┌──

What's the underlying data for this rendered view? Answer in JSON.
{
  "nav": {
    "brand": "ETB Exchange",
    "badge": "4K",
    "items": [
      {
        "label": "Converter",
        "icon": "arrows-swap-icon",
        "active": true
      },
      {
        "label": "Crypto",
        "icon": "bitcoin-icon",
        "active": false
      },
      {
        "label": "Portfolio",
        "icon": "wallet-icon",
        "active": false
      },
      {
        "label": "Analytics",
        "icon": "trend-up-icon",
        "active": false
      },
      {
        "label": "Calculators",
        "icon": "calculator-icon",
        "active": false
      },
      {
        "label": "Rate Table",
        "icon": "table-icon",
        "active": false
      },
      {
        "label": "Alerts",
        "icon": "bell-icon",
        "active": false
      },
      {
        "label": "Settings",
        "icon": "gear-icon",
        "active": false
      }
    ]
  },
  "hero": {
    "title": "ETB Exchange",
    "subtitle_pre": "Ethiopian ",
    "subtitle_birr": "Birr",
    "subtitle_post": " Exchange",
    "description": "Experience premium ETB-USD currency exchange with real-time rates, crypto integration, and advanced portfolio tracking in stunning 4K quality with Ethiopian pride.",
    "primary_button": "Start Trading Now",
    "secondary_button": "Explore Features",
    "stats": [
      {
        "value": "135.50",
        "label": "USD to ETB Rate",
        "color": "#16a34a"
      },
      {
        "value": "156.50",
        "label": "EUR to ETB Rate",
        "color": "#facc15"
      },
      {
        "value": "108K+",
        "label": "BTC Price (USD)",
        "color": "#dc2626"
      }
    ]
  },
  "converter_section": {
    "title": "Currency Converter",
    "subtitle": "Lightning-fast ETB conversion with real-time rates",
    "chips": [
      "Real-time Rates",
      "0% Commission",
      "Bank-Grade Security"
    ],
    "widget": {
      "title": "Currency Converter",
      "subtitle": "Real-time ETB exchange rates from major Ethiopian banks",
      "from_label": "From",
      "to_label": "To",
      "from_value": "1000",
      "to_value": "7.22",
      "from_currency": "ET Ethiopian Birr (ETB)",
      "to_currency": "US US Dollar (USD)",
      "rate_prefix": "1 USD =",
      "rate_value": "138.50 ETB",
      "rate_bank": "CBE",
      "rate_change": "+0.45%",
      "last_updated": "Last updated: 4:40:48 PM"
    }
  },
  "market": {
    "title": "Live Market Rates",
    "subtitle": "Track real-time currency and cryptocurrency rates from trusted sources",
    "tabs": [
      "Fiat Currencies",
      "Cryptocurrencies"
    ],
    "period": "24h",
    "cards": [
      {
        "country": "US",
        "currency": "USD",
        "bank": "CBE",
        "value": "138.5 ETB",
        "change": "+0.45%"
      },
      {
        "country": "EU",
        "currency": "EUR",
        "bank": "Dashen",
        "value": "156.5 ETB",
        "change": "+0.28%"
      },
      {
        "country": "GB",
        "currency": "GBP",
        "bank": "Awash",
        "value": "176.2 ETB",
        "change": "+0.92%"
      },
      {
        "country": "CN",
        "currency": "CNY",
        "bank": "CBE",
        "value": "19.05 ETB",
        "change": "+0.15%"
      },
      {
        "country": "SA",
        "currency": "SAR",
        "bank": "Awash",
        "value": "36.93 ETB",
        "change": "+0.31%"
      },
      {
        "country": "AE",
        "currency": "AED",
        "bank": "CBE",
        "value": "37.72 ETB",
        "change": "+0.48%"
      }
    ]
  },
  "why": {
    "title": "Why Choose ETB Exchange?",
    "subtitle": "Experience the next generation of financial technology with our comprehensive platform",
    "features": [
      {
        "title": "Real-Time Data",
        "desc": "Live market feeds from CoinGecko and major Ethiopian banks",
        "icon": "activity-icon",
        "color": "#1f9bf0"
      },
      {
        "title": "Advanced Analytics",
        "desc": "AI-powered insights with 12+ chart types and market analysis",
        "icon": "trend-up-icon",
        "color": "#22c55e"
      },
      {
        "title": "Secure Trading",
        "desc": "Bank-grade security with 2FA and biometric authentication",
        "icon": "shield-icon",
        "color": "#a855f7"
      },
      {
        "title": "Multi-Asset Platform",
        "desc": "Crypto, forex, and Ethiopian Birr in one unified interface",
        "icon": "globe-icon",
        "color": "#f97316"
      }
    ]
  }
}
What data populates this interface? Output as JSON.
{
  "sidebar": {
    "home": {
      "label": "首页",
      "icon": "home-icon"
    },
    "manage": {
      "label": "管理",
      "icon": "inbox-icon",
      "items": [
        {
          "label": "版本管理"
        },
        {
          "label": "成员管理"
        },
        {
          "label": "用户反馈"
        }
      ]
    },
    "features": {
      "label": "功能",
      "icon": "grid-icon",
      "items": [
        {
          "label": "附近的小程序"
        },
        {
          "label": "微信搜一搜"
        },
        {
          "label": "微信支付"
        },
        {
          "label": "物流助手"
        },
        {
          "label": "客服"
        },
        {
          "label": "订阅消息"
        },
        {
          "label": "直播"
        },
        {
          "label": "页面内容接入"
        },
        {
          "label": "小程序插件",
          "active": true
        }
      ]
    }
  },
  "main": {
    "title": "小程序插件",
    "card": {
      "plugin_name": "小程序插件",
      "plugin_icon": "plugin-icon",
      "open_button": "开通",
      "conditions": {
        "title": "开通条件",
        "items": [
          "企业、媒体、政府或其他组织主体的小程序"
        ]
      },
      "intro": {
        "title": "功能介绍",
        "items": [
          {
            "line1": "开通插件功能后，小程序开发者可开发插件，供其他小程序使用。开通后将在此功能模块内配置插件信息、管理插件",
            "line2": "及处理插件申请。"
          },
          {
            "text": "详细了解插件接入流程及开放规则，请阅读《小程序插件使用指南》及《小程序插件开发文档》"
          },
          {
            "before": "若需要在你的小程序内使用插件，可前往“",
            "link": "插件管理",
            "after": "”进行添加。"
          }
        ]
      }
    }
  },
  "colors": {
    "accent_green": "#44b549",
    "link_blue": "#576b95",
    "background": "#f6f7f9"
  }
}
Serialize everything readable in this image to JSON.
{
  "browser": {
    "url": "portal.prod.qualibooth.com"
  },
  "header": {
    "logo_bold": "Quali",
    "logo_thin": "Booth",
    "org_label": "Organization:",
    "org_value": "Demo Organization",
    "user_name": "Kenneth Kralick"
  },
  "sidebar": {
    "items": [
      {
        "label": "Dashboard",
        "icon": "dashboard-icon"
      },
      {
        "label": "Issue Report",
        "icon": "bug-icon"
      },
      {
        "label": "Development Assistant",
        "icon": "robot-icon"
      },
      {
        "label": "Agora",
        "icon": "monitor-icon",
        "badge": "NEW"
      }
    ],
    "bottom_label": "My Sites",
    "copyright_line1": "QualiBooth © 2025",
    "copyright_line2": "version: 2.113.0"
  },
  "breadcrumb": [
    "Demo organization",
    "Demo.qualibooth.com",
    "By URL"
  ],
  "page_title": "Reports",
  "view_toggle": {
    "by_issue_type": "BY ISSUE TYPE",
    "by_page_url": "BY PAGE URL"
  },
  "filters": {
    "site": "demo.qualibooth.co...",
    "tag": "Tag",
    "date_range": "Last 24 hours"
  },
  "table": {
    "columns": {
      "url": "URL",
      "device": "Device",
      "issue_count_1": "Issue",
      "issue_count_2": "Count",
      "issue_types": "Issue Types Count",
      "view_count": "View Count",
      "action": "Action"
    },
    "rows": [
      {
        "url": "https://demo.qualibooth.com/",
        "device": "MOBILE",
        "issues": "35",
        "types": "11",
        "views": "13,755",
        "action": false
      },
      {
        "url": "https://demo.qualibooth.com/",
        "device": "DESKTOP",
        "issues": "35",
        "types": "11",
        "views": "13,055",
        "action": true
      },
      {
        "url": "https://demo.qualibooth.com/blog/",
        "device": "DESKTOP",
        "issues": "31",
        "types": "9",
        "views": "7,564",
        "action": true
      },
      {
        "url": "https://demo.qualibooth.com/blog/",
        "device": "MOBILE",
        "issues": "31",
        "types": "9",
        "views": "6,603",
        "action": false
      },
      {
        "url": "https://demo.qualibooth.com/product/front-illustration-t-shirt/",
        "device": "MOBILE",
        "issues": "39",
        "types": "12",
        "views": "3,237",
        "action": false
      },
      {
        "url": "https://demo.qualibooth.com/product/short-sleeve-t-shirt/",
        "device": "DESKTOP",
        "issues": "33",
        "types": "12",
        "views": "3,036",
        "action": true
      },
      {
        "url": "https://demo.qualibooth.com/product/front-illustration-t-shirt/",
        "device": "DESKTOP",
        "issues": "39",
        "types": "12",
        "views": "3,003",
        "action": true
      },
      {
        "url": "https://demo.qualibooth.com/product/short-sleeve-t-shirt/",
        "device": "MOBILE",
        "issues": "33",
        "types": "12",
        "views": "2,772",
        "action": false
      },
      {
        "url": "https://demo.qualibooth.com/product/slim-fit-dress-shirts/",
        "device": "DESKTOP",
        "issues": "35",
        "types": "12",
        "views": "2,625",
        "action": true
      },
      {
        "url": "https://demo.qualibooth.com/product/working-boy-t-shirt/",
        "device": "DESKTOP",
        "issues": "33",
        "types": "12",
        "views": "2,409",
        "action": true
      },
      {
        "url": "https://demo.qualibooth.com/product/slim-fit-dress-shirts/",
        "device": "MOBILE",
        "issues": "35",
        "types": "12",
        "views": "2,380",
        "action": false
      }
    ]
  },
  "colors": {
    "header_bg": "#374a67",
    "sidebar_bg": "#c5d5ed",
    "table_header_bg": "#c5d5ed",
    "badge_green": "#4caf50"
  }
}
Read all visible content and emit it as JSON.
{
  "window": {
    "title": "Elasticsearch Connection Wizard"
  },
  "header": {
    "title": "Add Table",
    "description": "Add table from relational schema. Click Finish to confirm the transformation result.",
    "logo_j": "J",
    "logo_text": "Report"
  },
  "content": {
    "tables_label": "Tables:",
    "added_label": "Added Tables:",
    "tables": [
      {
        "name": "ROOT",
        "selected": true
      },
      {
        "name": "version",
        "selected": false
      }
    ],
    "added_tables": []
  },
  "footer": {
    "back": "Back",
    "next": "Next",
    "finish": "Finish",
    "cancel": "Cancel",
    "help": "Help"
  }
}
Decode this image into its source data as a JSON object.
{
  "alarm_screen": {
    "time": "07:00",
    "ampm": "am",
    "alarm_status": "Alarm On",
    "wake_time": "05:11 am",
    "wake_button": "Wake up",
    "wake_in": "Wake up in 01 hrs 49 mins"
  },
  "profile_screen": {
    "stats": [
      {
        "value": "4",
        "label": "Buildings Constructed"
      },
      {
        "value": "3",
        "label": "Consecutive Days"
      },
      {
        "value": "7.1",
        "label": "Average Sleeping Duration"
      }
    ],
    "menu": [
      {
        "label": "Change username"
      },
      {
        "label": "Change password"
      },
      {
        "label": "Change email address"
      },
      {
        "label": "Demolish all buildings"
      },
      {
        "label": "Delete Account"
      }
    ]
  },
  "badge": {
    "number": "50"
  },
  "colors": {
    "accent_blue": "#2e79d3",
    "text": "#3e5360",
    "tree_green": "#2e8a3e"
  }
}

└──

◆ Task description: Your task is to output exactly the lines running from the one with "Decode this image" through the final line of the material above, with both ends included.

◆ Solution to this exercise:
Decode this image into its source data as a JSON object.
{
  "alarm_screen": {
    "time": "07:00",
    "ampm": "am",
    "alarm_status": "Alarm On",
    "wake_time": "05:11 am",
    "wake_button": "Wake up",
    "wake_in": "Wake up in 01 hrs 49 mins"
  },
  "profile_screen": {
    "stats": [
      {
        "value": "4",
        "label": "Buildings Constructed"
      },
      {
        "value": "3",
        "label": "Consecutive Days"
      },
      {
        "value": "7.1",
        "label": "Average Sleeping Duration"
      }
    ],
    "menu": [
      {
        "label": "Change username"
      },
      {
        "label": "Change password"
      },
      {
        "label": "Change email address"
      },
      {
        "label": "Demolish all buildings"
      },
      {
        "label": "Delete Account"
      }
    ]
  },
  "badge": {
    "number": "50"
  },
  "colors": {
    "accent_blue": "#2e79d3",
    "text": "#3e5360",
    "tree_green": "#2e8a3e"
  }
}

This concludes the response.